**Records for the task:**
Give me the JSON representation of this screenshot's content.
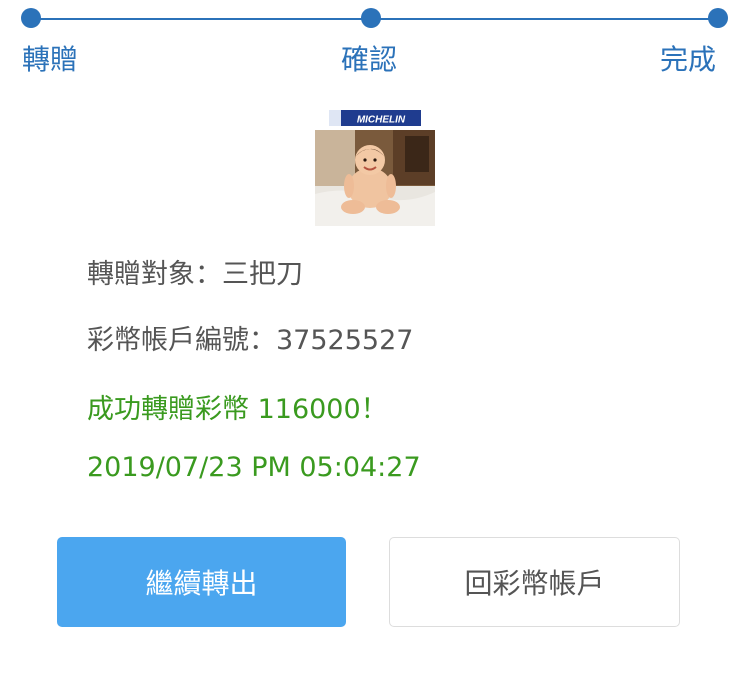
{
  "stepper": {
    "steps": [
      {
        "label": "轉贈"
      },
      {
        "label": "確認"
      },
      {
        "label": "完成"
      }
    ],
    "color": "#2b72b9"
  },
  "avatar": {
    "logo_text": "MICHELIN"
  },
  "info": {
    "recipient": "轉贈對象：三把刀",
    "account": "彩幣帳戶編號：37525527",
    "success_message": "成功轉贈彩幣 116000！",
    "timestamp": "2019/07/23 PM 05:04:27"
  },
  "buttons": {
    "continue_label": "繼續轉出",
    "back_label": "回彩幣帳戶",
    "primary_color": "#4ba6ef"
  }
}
---
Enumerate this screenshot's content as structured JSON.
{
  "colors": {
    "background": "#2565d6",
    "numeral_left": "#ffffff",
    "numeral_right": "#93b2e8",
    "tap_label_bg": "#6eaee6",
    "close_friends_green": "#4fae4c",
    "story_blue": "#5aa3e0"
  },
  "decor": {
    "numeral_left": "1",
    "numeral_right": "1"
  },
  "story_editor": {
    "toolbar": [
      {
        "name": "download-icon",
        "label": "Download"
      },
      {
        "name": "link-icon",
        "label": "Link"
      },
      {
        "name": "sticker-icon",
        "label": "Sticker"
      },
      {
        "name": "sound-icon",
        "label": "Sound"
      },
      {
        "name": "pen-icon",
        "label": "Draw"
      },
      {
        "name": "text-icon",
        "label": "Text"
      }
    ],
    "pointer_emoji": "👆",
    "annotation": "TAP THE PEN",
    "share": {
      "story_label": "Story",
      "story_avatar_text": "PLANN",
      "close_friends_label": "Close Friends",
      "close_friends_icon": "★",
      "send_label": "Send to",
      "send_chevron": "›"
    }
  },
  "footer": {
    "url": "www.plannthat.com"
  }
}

**Written exercise:**
Go through the listing above and return every line where the word "screenshot" occurs.

**Right answer:**
Give me the JSON representation of this screenshot's content.
Enumerate this screenshot's content as structured JSON.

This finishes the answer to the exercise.